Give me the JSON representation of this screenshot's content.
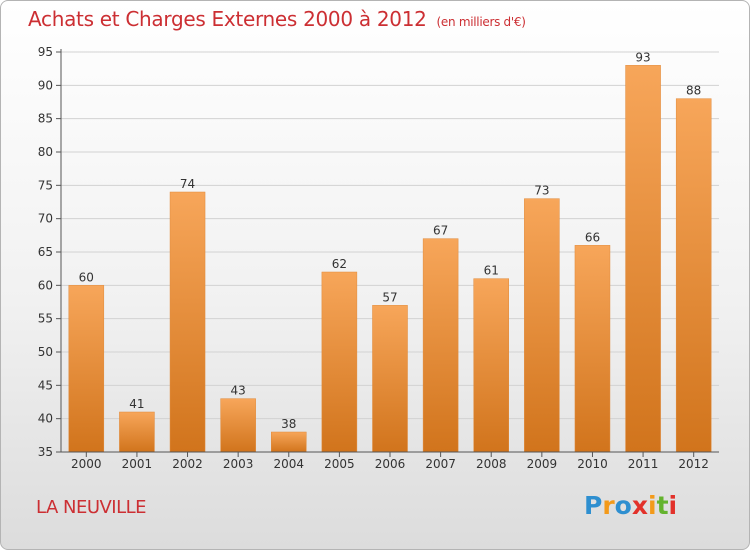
{
  "title": "Achats et Charges Externes 2000 à 2012",
  "unit_note": "(en milliers d'€)",
  "commune": "LA NEUVILLE",
  "logo": {
    "letters": [
      "P",
      "r",
      "o",
      "x",
      "i",
      "t",
      "i"
    ],
    "colors": [
      "#2e8fd0",
      "#f39a1a",
      "#2e8fd0",
      "#e2312a",
      "#f39a1a",
      "#64b32e",
      "#e2312a"
    ]
  },
  "colors": {
    "bar_top": "#f7a65a",
    "bar_bottom": "#d1741c",
    "title": "#cc2f33"
  },
  "chart_data": {
    "type": "bar",
    "categories": [
      "2000",
      "2001",
      "2002",
      "2003",
      "2004",
      "2005",
      "2006",
      "2007",
      "2008",
      "2009",
      "2010",
      "2011",
      "2012"
    ],
    "values": [
      60,
      41,
      74,
      43,
      38,
      62,
      57,
      67,
      61,
      73,
      66,
      93,
      88
    ],
    "ylim": [
      35,
      95
    ],
    "yticks": [
      35,
      40,
      45,
      50,
      55,
      60,
      65,
      70,
      75,
      80,
      85,
      90,
      95
    ],
    "grid": true
  }
}
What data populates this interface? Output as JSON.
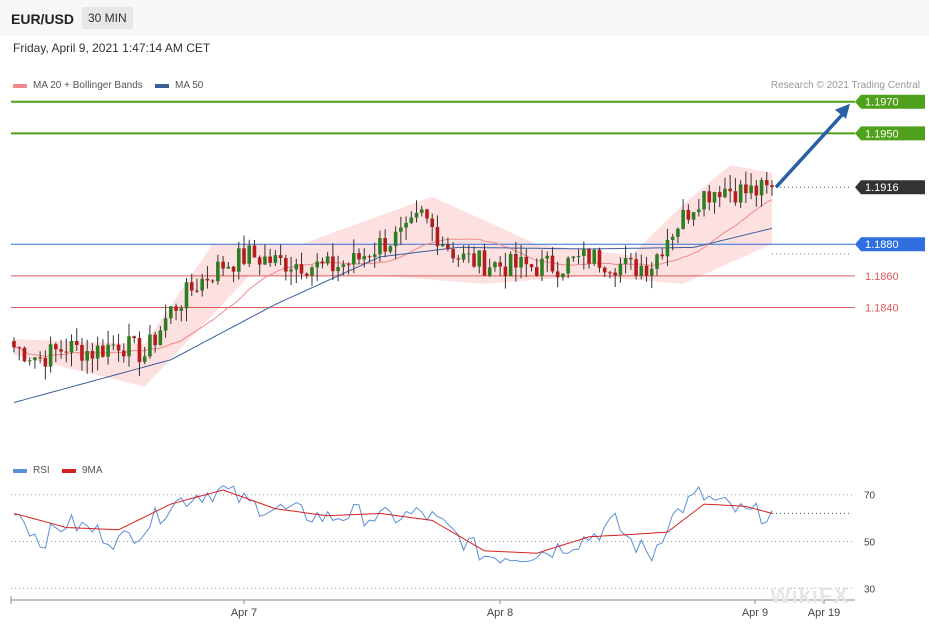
{
  "header": {
    "symbol": "EUR/USD",
    "timeframe": "30 MIN",
    "datetime": "Friday, April 9, 2021 1:47:14 AM CET",
    "credit": "Research © 2021 Trading Central"
  },
  "legend_main": [
    {
      "label": "MA 20 + Bollinger Bands",
      "color": "#f08a8a"
    },
    {
      "label": "MA 50",
      "color": "#3b5f9a"
    }
  ],
  "legend_rsi": [
    {
      "label": "RSI",
      "color": "#5b8fd6"
    },
    {
      "label": "9MA",
      "color": "#d42020"
    }
  ],
  "watermark": "WikiFX",
  "colors": {
    "resistance": "#4fa01a",
    "pivot": "#2f6fe0",
    "support": "#e05a5a",
    "last": "#333333",
    "bull": "#2e7d22",
    "bear": "#b51c1c",
    "band": "#fde0e0",
    "arrow": "#2a5fa8"
  },
  "chart_data": [
    {
      "type": "candlestick",
      "title": "EUR/USD 30 MIN",
      "x_ticks": [
        "Apr 7",
        "Apr 8",
        "Apr 9",
        "Apr 19"
      ],
      "ylim": [
        1.175,
        1.1985
      ],
      "levels": [
        {
          "value": 1.197,
          "label": "1.1970",
          "kind": "resistance"
        },
        {
          "value": 1.195,
          "label": "1.1950",
          "kind": "resistance"
        },
        {
          "value": 1.1916,
          "label": "1.1916",
          "kind": "last"
        },
        {
          "value": 1.188,
          "label": "1.1880",
          "kind": "pivot"
        },
        {
          "value": 1.186,
          "label": "1.1860",
          "kind": "support"
        },
        {
          "value": 1.184,
          "label": "1.1840",
          "kind": "support"
        }
      ],
      "anchors": [
        [
          0,
          1.1815
        ],
        [
          5,
          1.1808
        ],
        [
          10,
          1.1815
        ],
        [
          15,
          1.1812
        ],
        [
          20,
          1.1818
        ],
        [
          25,
          1.181
        ],
        [
          30,
          1.1838
        ],
        [
          35,
          1.1855
        ],
        [
          40,
          1.1867
        ],
        [
          45,
          1.1873
        ],
        [
          50,
          1.1869
        ],
        [
          55,
          1.1868
        ],
        [
          60,
          1.1865
        ],
        [
          65,
          1.1869
        ],
        [
          70,
          1.188
        ],
        [
          75,
          1.1886
        ],
        [
          78,
          1.1898
        ],
        [
          80,
          1.189
        ],
        [
          85,
          1.1872
        ],
        [
          90,
          1.1868
        ],
        [
          95,
          1.1866
        ],
        [
          100,
          1.1866
        ],
        [
          105,
          1.1867
        ],
        [
          110,
          1.1872
        ],
        [
          115,
          1.1868
        ],
        [
          118,
          1.1865
        ],
        [
          122,
          1.1868
        ],
        [
          125,
          1.1885
        ],
        [
          128,
          1.1897
        ],
        [
          131,
          1.191
        ],
        [
          135,
          1.1916
        ],
        [
          140,
          1.1913
        ],
        [
          145,
          1.1914
        ]
      ],
      "ma50": [
        [
          0,
          1.178
        ],
        [
          30,
          1.1807
        ],
        [
          50,
          1.1842
        ],
        [
          70,
          1.1872
        ],
        [
          85,
          1.1878
        ],
        [
          110,
          1.1877
        ],
        [
          130,
          1.1878
        ],
        [
          145,
          1.189
        ]
      ],
      "bollinger": {
        "upper": [
          [
            0,
            1.182
          ],
          [
            25,
            1.1817
          ],
          [
            38,
            1.188
          ],
          [
            55,
            1.188
          ],
          [
            80,
            1.191
          ],
          [
            100,
            1.188
          ],
          [
            118,
            1.1873
          ],
          [
            128,
            1.1905
          ],
          [
            137,
            1.193
          ],
          [
            145,
            1.1925
          ]
        ],
        "lower": [
          [
            0,
            1.181
          ],
          [
            25,
            1.179
          ],
          [
            45,
            1.186
          ],
          [
            70,
            1.186
          ],
          [
            90,
            1.1855
          ],
          [
            110,
            1.186
          ],
          [
            128,
            1.1855
          ],
          [
            145,
            1.188
          ]
        ]
      },
      "forecast_target": 1.197
    },
    {
      "type": "line",
      "title": "RSI",
      "ylim": [
        25,
        75
      ],
      "y_ticks": [
        70,
        50,
        30
      ],
      "series": [
        {
          "name": "RSI",
          "anchors": [
            [
              0,
              65
            ],
            [
              5,
              50
            ],
            [
              10,
              58
            ],
            [
              15,
              55
            ],
            [
              20,
              50
            ],
            [
              25,
              56
            ],
            [
              30,
              66
            ],
            [
              35,
              70
            ],
            [
              40,
              72
            ],
            [
              45,
              66
            ],
            [
              50,
              64
            ],
            [
              55,
              62
            ],
            [
              60,
              60
            ],
            [
              65,
              62
            ],
            [
              70,
              60
            ],
            [
              75,
              61
            ],
            [
              78,
              62
            ],
            [
              80,
              60
            ],
            [
              85,
              52
            ],
            [
              90,
              44
            ],
            [
              95,
              44
            ],
            [
              100,
              45
            ],
            [
              105,
              48
            ],
            [
              110,
              52
            ],
            [
              115,
              58
            ],
            [
              118,
              50
            ],
            [
              122,
              44
            ],
            [
              125,
              58
            ],
            [
              128,
              65
            ],
            [
              131,
              70
            ],
            [
              135,
              66
            ],
            [
              140,
              62
            ],
            [
              145,
              62
            ]
          ]
        },
        {
          "name": "9MA",
          "anchors": [
            [
              0,
              62
            ],
            [
              10,
              56
            ],
            [
              20,
              55
            ],
            [
              30,
              66
            ],
            [
              40,
              72
            ],
            [
              50,
              64
            ],
            [
              60,
              61
            ],
            [
              70,
              62
            ],
            [
              80,
              59
            ],
            [
              90,
              46
            ],
            [
              100,
              45
            ],
            [
              110,
              52
            ],
            [
              118,
              53
            ],
            [
              125,
              54
            ],
            [
              132,
              66
            ],
            [
              140,
              65
            ],
            [
              145,
              62
            ]
          ]
        }
      ]
    }
  ]
}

**EXERCISE DETAILS:** Excluding the pictures, restate the records above word for word.

**TASK RESPONSE:**
Give me the JSON representation of this screenshot's content.
{
  "title": "Achats et Charges Externes 2000 à 2012",
  "unit_note": "(en milliers d'€)",
  "commune": "LA NEUVILLE",
  "logo": {
    "letters": [
      "P",
      "r",
      "o",
      "x",
      "i",
      "t",
      "i"
    ],
    "colors": [
      "#2e8fd0",
      "#f39a1a",
      "#2e8fd0",
      "#e2312a",
      "#f39a1a",
      "#64b32e",
      "#e2312a"
    ]
  },
  "colors": {
    "bar_top": "#f7a65a",
    "bar_bottom": "#d1741c",
    "title": "#cc2f33"
  },
  "chart_data": {
    "type": "bar",
    "categories": [
      "2000",
      "2001",
      "2002",
      "2003",
      "2004",
      "2005",
      "2006",
      "2007",
      "2008",
      "2009",
      "2010",
      "2011",
      "2012"
    ],
    "values": [
      60,
      41,
      74,
      43,
      38,
      62,
      57,
      67,
      61,
      73,
      66,
      93,
      88
    ],
    "ylim": [
      35,
      95
    ],
    "yticks": [
      35,
      40,
      45,
      50,
      55,
      60,
      65,
      70,
      75,
      80,
      85,
      90,
      95
    ],
    "grid": true
  }
}
What data populates this interface? Output as JSON.
{
  "header": {
    "symbol": "EUR/USD",
    "timeframe": "30 MIN",
    "datetime": "Friday, April 9, 2021 1:47:14 AM CET",
    "credit": "Research © 2021 Trading Central"
  },
  "legend_main": [
    {
      "label": "MA 20 + Bollinger Bands",
      "color": "#f08a8a"
    },
    {
      "label": "MA 50",
      "color": "#3b5f9a"
    }
  ],
  "legend_rsi": [
    {
      "label": "RSI",
      "color": "#5b8fd6"
    },
    {
      "label": "9MA",
      "color": "#d42020"
    }
  ],
  "watermark": "WikiFX",
  "colors": {
    "resistance": "#4fa01a",
    "pivot": "#2f6fe0",
    "support": "#e05a5a",
    "last": "#333333",
    "bull": "#2e7d22",
    "bear": "#b51c1c",
    "band": "#fde0e0",
    "arrow": "#2a5fa8"
  },
  "chart_data": [
    {
      "type": "candlestick",
      "title": "EUR/USD 30 MIN",
      "x_ticks": [
        "Apr 7",
        "Apr 8",
        "Apr 9",
        "Apr 19"
      ],
      "ylim": [
        1.175,
        1.1985
      ],
      "levels": [
        {
          "value": 1.197,
          "label": "1.1970",
          "kind": "resistance"
        },
        {
          "value": 1.195,
          "label": "1.1950",
          "kind": "resistance"
        },
        {
          "value": 1.1916,
          "label": "1.1916",
          "kind": "last"
        },
        {
          "value": 1.188,
          "label": "1.1880",
          "kind": "pivot"
        },
        {
          "value": 1.186,
          "label": "1.1860",
          "kind": "support"
        },
        {
          "value": 1.184,
          "label": "1.1840",
          "kind": "support"
        }
      ],
      "anchors": [
        [
          0,
          1.1815
        ],
        [
          5,
          1.1808
        ],
        [
          10,
          1.1815
        ],
        [
          15,
          1.1812
        ],
        [
          20,
          1.1818
        ],
        [
          25,
          1.181
        ],
        [
          30,
          1.1838
        ],
        [
          35,
          1.1855
        ],
        [
          40,
          1.1867
        ],
        [
          45,
          1.1873
        ],
        [
          50,
          1.1869
        ],
        [
          55,
          1.1868
        ],
        [
          60,
          1.1865
        ],
        [
          65,
          1.1869
        ],
        [
          70,
          1.188
        ],
        [
          75,
          1.1886
        ],
        [
          78,
          1.1898
        ],
        [
          80,
          1.189
        ],
        [
          85,
          1.1872
        ],
        [
          90,
          1.1868
        ],
        [
          95,
          1.1866
        ],
        [
          100,
          1.1866
        ],
        [
          105,
          1.1867
        ],
        [
          110,
          1.1872
        ],
        [
          115,
          1.1868
        ],
        [
          118,
          1.1865
        ],
        [
          122,
          1.1868
        ],
        [
          125,
          1.1885
        ],
        [
          128,
          1.1897
        ],
        [
          131,
          1.191
        ],
        [
          135,
          1.1916
        ],
        [
          140,
          1.1913
        ],
        [
          145,
          1.1914
        ]
      ],
      "ma50": [
        [
          0,
          1.178
        ],
        [
          30,
          1.1807
        ],
        [
          50,
          1.1842
        ],
        [
          70,
          1.1872
        ],
        [
          85,
          1.1878
        ],
        [
          110,
          1.1877
        ],
        [
          130,
          1.1878
        ],
        [
          145,
          1.189
        ]
      ],
      "bollinger": {
        "upper": [
          [
            0,
            1.182
          ],
          [
            25,
            1.1817
          ],
          [
            38,
            1.188
          ],
          [
            55,
            1.188
          ],
          [
            80,
            1.191
          ],
          [
            100,
            1.188
          ],
          [
            118,
            1.1873
          ],
          [
            128,
            1.1905
          ],
          [
            137,
            1.193
          ],
          [
            145,
            1.1925
          ]
        ],
        "lower": [
          [
            0,
            1.181
          ],
          [
            25,
            1.179
          ],
          [
            45,
            1.186
          ],
          [
            70,
            1.186
          ],
          [
            90,
            1.1855
          ],
          [
            110,
            1.186
          ],
          [
            128,
            1.1855
          ],
          [
            145,
            1.188
          ]
        ]
      },
      "forecast_target": 1.197
    },
    {
      "type": "line",
      "title": "RSI",
      "ylim": [
        25,
        75
      ],
      "y_ticks": [
        70,
        50,
        30
      ],
      "series": [
        {
          "name": "RSI",
          "anchors": [
            [
              0,
              65
            ],
            [
              5,
              50
            ],
            [
              10,
              58
            ],
            [
              15,
              55
            ],
            [
              20,
              50
            ],
            [
              25,
              56
            ],
            [
              30,
              66
            ],
            [
              35,
              70
            ],
            [
              40,
              72
            ],
            [
              45,
              66
            ],
            [
              50,
              64
            ],
            [
              55,
              62
            ],
            [
              60,
              60
            ],
            [
              65,
              62
            ],
            [
              70,
              60
            ],
            [
              75,
              61
            ],
            [
              78,
              62
            ],
            [
              80,
              60
            ],
            [
              85,
              52
            ],
            [
              90,
              44
            ],
            [
              95,
              44
            ],
            [
              100,
              45
            ],
            [
              105,
              48
            ],
            [
              110,
              52
            ],
            [
              115,
              58
            ],
            [
              118,
              50
            ],
            [
              122,
              44
            ],
            [
              125,
              58
            ],
            [
              128,
              65
            ],
            [
              131,
              70
            ],
            [
              135,
              66
            ],
            [
              140,
              62
            ],
            [
              145,
              62
            ]
          ]
        },
        {
          "name": "9MA",
          "anchors": [
            [
              0,
              62
            ],
            [
              10,
              56
            ],
            [
              20,
              55
            ],
            [
              30,
              66
            ],
            [
              40,
              72
            ],
            [
              50,
              64
            ],
            [
              60,
              61
            ],
            [
              70,
              62
            ],
            [
              80,
              59
            ],
            [
              90,
              46
            ],
            [
              100,
              45
            ],
            [
              110,
              52
            ],
            [
              118,
              53
            ],
            [
              125,
              54
            ],
            [
              132,
              66
            ],
            [
              140,
              65
            ],
            [
              145,
              62
            ]
          ]
        }
      ]
    }
  ]
}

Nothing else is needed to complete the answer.